■ Exercise goal:
Locate every line in the records below that contains the word "JSON", and copy each one.

══ Information provided ══

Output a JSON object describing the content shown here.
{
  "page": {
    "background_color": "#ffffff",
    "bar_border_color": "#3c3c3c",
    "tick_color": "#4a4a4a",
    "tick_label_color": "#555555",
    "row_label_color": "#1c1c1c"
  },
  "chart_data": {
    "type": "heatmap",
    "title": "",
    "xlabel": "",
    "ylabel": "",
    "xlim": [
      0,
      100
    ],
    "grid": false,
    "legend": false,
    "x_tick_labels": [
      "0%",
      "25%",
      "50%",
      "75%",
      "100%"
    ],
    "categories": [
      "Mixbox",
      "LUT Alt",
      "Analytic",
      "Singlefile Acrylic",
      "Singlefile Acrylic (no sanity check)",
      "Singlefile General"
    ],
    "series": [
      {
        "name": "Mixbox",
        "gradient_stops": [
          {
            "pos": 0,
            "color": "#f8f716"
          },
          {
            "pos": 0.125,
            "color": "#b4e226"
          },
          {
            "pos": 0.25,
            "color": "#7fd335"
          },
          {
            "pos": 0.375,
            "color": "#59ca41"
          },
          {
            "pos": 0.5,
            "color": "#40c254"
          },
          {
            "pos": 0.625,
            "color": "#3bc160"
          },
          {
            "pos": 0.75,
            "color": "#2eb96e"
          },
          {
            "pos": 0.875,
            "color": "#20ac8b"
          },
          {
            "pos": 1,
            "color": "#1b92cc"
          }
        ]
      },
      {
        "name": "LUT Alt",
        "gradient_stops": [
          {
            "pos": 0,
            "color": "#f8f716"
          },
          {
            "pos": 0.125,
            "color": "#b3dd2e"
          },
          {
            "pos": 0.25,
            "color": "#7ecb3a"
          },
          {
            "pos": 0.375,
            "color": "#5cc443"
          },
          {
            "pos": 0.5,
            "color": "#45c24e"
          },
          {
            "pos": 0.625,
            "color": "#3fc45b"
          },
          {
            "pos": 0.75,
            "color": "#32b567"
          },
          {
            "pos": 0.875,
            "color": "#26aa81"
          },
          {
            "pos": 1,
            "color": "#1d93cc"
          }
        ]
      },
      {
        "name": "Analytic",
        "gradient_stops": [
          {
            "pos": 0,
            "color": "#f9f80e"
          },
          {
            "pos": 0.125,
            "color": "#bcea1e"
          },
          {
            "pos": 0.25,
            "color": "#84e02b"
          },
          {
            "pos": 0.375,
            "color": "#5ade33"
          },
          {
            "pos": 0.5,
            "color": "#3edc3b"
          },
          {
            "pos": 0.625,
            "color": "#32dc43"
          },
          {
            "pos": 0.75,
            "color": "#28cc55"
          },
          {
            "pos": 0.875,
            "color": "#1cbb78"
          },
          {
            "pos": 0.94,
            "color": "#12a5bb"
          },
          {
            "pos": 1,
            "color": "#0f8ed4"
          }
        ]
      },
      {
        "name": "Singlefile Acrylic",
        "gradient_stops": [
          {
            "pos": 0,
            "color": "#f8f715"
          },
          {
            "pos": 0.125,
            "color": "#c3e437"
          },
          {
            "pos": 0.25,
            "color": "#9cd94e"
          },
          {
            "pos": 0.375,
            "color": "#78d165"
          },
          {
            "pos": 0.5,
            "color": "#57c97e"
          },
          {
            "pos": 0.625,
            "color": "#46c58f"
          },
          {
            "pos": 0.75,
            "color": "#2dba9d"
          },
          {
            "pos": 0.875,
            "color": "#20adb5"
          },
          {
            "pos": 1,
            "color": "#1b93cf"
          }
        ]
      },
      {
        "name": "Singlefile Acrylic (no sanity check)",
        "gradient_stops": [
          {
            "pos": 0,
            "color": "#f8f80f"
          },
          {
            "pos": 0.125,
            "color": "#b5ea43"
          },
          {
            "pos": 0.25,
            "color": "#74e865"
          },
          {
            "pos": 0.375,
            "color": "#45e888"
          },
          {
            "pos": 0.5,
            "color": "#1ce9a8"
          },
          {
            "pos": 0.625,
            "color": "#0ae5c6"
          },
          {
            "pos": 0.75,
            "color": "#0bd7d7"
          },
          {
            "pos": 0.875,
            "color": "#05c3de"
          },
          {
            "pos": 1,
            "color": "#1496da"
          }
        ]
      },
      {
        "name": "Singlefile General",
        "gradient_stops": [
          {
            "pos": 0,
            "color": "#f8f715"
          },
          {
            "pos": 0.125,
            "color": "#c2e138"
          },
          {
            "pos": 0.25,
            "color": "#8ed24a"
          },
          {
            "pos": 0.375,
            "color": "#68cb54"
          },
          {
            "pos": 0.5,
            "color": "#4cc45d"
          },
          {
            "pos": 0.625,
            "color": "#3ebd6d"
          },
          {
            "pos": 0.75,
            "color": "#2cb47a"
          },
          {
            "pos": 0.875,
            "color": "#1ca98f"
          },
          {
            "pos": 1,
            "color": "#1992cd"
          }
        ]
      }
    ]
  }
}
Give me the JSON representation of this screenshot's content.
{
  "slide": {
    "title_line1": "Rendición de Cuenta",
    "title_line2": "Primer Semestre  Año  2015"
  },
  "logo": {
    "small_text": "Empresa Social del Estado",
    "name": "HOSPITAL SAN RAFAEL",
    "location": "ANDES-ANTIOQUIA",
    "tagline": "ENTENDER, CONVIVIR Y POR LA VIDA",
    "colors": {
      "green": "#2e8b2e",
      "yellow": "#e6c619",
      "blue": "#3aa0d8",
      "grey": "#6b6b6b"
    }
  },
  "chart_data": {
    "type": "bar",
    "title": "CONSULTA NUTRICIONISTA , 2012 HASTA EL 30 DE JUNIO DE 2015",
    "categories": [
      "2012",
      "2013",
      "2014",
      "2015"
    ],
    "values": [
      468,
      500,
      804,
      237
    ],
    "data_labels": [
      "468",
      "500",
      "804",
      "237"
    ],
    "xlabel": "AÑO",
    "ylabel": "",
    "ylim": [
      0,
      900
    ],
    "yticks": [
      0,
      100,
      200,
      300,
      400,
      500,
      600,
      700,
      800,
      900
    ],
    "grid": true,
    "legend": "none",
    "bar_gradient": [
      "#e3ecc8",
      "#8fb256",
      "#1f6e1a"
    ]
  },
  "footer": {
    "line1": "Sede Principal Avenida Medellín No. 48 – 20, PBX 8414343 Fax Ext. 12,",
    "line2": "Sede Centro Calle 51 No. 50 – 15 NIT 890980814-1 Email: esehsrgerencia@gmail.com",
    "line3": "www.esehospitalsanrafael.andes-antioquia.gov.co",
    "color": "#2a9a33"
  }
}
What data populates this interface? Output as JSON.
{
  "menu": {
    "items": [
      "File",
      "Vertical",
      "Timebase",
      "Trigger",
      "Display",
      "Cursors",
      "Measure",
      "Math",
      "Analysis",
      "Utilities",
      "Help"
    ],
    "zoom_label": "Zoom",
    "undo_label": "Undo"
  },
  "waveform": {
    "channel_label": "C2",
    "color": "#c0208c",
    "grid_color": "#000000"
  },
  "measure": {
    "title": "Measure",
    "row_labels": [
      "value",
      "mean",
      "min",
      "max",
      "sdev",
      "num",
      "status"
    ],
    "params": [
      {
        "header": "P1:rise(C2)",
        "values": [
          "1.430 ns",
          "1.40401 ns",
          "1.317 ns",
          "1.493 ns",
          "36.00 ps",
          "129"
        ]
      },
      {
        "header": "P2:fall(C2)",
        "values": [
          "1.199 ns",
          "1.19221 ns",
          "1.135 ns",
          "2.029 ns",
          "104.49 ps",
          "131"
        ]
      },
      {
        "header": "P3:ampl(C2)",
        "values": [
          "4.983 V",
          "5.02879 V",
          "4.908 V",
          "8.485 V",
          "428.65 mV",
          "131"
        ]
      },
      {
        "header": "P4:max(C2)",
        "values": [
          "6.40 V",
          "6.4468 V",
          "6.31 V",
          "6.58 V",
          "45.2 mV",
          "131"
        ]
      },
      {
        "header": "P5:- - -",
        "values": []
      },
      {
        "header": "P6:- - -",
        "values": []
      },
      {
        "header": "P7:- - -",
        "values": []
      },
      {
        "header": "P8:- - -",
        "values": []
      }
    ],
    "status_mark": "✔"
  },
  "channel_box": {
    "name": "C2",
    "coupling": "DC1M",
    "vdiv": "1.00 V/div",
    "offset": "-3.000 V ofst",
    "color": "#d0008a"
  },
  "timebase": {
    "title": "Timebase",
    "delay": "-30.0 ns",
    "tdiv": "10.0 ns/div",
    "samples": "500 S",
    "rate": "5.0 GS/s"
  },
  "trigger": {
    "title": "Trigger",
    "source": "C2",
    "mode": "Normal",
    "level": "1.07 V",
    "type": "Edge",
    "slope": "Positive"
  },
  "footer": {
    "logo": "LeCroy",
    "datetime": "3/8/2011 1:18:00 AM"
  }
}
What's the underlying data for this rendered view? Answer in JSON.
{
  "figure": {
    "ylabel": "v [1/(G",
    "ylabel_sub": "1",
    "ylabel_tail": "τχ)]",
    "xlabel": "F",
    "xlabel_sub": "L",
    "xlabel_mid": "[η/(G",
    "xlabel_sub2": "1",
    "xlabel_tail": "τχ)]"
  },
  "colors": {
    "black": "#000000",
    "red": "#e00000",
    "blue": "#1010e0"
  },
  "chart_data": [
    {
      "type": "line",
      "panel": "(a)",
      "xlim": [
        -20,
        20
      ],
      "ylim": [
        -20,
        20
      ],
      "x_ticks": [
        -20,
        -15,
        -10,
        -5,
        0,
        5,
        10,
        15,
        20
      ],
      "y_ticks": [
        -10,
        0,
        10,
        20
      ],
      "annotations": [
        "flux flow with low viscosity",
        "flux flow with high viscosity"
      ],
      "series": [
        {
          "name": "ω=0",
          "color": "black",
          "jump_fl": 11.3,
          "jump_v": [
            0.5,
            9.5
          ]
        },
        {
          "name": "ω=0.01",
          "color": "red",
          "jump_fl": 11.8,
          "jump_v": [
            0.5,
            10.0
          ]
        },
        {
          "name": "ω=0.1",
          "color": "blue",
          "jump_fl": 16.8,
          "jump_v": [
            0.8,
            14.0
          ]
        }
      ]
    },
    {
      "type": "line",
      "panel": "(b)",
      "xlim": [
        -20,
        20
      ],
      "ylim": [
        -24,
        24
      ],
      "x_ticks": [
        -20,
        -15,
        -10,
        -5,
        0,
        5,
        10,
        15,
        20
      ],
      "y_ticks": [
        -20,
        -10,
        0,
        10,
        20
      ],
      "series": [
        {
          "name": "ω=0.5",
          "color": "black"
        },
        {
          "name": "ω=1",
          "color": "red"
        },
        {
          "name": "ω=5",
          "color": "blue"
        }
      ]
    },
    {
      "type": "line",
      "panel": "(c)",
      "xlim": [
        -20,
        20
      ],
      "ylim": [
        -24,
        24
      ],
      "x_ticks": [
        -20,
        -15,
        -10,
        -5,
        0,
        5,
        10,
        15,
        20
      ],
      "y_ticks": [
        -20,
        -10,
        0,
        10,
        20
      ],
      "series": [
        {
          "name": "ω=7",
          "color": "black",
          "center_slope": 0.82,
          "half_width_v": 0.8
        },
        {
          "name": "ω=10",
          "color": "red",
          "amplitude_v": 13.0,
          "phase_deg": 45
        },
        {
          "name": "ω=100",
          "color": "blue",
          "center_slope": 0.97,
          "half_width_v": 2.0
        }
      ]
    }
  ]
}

═══

■ Written answer:
Output a JSON object describing the content shown here.
Give me the JSON representation of this screenshot's content.
What data populates this interface? Output as JSON.
What's the underlying data for this rendered view? Answer in JSON.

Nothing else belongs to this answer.